▶ **WHAT IS BEING ASKED**:
Repeat the records below exactly, leaving out any pictures.

Stored dataset items:

— begin —

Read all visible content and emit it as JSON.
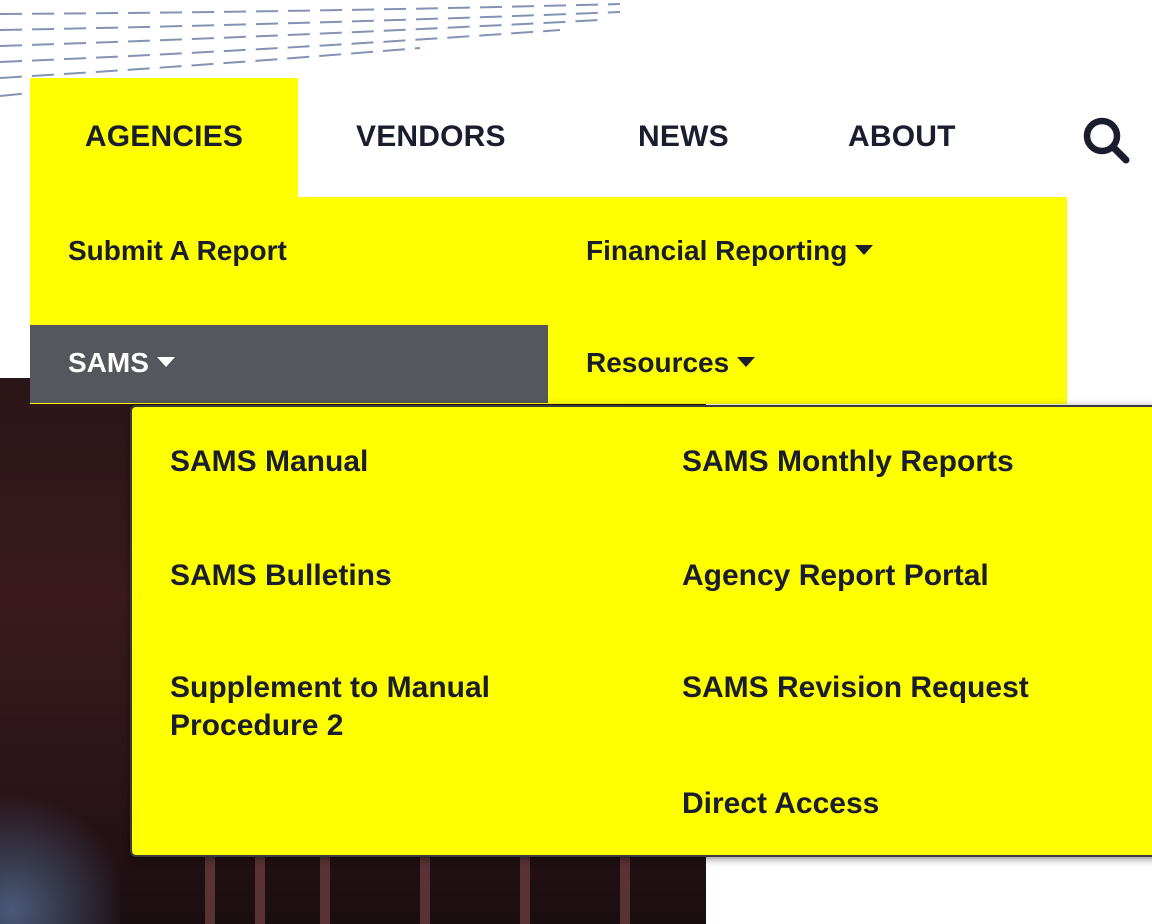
{
  "nav": {
    "agencies": "AGENCIES",
    "vendors": "VENDORS",
    "news": "NEWS",
    "about": "ABOUT"
  },
  "agencies_menu": {
    "submit_report": "Submit A Report",
    "financial_reporting": "Financial Reporting",
    "sams": "SAMS",
    "resources": "Resources"
  },
  "sams_menu": {
    "left": [
      "SAMS Manual",
      "SAMS Bulletins",
      "Supplement to Manual Procedure 2"
    ],
    "right": [
      "SAMS Monthly Reports",
      "Agency Report Portal",
      "SAMS Revision Request",
      "Direct Access"
    ]
  },
  "colors": {
    "accent": "#ffff00",
    "active_item": "#56575c",
    "text": "#1a1d2e"
  },
  "icons": {
    "search": "search-icon",
    "caret": "caret-down-icon"
  }
}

— end —

▶ **RESULT BELOW**:
Read all visible content and emit it as JSON.
{
  "nav": {
    "agencies": "AGENCIES",
    "vendors": "VENDORS",
    "news": "NEWS",
    "about": "ABOUT"
  },
  "agencies_menu": {
    "submit_report": "Submit A Report",
    "financial_reporting": "Financial Reporting",
    "sams": "SAMS",
    "resources": "Resources"
  },
  "sams_menu": {
    "left": [
      "SAMS Manual",
      "SAMS Bulletins",
      "Supplement to Manual Procedure 2"
    ],
    "right": [
      "SAMS Monthly Reports",
      "Agency Report Portal",
      "SAMS Revision Request",
      "Direct Access"
    ]
  },
  "colors": {
    "accent": "#ffff00",
    "active_item": "#56575c",
    "text": "#1a1d2e"
  },
  "icons": {
    "search": "search-icon",
    "caret": "caret-down-icon"
  }
}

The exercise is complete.